__What you should do__.
Each entry must be reproduced precisely as it stands.

[Data entries]
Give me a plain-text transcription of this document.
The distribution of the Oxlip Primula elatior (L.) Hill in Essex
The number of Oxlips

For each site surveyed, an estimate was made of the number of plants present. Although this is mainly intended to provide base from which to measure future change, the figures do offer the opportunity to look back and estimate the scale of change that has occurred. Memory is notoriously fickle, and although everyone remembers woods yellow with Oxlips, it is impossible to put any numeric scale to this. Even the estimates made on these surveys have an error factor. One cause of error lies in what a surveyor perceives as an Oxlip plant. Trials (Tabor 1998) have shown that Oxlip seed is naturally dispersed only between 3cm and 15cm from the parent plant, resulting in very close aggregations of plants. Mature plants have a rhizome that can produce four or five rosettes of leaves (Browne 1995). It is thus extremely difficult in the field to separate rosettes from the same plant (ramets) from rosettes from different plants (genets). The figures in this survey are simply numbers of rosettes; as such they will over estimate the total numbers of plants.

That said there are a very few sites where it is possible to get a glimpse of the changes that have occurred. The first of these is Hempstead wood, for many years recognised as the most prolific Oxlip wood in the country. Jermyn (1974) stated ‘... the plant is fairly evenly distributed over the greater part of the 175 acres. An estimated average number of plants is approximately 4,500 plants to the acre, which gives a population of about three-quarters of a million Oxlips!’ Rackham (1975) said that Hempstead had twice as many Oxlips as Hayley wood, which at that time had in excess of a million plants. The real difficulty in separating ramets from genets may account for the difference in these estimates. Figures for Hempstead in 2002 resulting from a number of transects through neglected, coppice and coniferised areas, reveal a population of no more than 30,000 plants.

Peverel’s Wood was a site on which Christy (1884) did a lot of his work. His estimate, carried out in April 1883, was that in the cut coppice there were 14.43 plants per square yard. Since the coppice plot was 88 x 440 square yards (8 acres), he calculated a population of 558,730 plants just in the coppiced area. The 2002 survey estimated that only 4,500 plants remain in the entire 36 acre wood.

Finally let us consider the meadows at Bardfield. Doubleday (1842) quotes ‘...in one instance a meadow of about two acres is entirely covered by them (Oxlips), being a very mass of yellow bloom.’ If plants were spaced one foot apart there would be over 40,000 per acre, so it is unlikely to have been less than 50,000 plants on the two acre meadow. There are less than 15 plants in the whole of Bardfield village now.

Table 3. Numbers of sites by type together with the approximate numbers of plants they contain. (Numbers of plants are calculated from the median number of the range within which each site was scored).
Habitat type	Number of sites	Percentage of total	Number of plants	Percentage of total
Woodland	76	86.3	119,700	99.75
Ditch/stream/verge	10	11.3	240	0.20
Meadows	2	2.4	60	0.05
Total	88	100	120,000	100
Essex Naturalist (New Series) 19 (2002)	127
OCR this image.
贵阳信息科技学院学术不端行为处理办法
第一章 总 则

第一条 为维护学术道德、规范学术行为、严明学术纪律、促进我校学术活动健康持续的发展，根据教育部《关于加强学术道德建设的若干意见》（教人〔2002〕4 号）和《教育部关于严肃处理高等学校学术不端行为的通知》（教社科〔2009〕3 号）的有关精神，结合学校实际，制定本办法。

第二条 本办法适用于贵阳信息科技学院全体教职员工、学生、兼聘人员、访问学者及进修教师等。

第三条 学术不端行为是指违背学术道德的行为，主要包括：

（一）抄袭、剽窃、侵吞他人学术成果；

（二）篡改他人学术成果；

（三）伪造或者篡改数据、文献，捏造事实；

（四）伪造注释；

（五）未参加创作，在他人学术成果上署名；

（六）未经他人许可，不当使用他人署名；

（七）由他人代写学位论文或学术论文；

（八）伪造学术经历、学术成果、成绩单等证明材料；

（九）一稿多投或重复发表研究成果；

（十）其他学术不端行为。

__Output of the task__.
Give me a plain-text transcription of this document.
The distribution of the Oxlip Primula elatior (L.) Hill in Essex
The number of Oxlips

For each site surveyed, an estimate was made of the number of plants present. Although this is mainly intended to provide base from which to measure future change, the figures do offer the opportunity to look back and estimate the scale of change that has occurred. Memory is notoriously fickle, and although everyone remembers woods yellow with Oxlips, it is impossible to put any numeric scale to this. Even the estimates made on these surveys have an error factor. One cause of error lies in what a surveyor perceives as an Oxlip plant. Trials (Tabor 1998) have shown that Oxlip seed is naturally dispersed only between 3cm and 15cm from the parent plant, resulting in very close aggregations of plants. Mature plants have a rhizome that can produce four or five rosettes of leaves (Browne 1995). It is thus extremely difficult in the field to separate rosettes from the same plant (ramets) from rosettes from different plants (genets). The figures in this survey are simply numbers of rosettes; as such they will over estimate the total numbers of plants.

That said there are a very few sites where it is possible to get a glimpse of the changes that have occurred. The first of these is Hempstead wood, for many years recognised as the most prolific Oxlip wood in the country. Jermyn (1974) stated ‘... the plant is fairly evenly distributed over the greater part of the 175 acres. An estimated average number of plants is approximately 4,500 plants to the acre, which gives a population of about three-quarters of a million Oxlips!’ Rackham (1975) said that Hempstead had twice as many Oxlips as Hayley wood, which at that time had in excess of a million plants. The real difficulty in separating ramets from genets may account for the difference in these estimates. Figures for Hempstead in 2002 resulting from a number of transects through neglected, coppice and coniferised areas, reveal a population of no more than 30,000 plants.

Peverel’s Wood was a site on which Christy (1884) did a lot of his work. His estimate, carried out in April 1883, was that in the cut coppice there were 14.43 plants per square yard. Since the coppice plot was 88 x 440 square yards (8 acres), he calculated a population of 558,730 plants just in the coppiced area. The 2002 survey estimated that only 4,500 plants remain in the entire 36 acre wood.

Finally let us consider the meadows at Bardfield. Doubleday (1842) quotes ‘...in one instance a meadow of about two acres is entirely covered by them (Oxlips), being a very mass of yellow bloom.’ If plants were spaced one foot apart there would be over 40,000 per acre, so it is unlikely to have been less than 50,000 plants on the two acre meadow. There are less than 15 plants in the whole of Bardfield village now.

Table 3. Numbers of sites by type together with the approximate numbers of plants they contain. (Numbers of plants are calculated from the median number of the range within which each site was scored).
Habitat type	Number of sites	Percentage of total	Number of plants	Percentage of total
Woodland	76	86.3	119,700	99.75
Ditch/stream/verge	10	11.3	240	0.20
Meadows	2	2.4	60	0.05
Total	88	100	120,000	100
Essex Naturalist (New Series) 19 (2002)	127
OCR this image.
贵阳信息科技学院学术不端行为处理办法
第一章 总 则

第一条 为维护学术道德、规范学术行为、严明学术纪律、促进我校学术活动健康持续的发展，根据教育部《关于加强学术道德建设的若干意见》（教人〔2002〕4 号）和《教育部关于严肃处理高等学校学术不端行为的通知》（教社科〔2009〕3 号）的有关精神，结合学校实际，制定本办法。

第二条 本办法适用于贵阳信息科技学院全体教职员工、学生、兼聘人员、访问学者及进修教师等。

第三条 学术不端行为是指违背学术道德的行为，主要包括：

（一）抄袭、剽窃、侵吞他人学术成果；

（二）篡改他人学术成果；

（三）伪造或者篡改数据、文献，捏造事实；

（四）伪造注释；

（五）未参加创作，在他人学术成果上署名；

（六）未经他人许可，不当使用他人署名；

（七）由他人代写学位论文或学术论文；

（八）伪造学术经历、学术成果、成绩单等证明材料；

（九）一稿多投或重复发表研究成果；

（十）其他学术不端行为。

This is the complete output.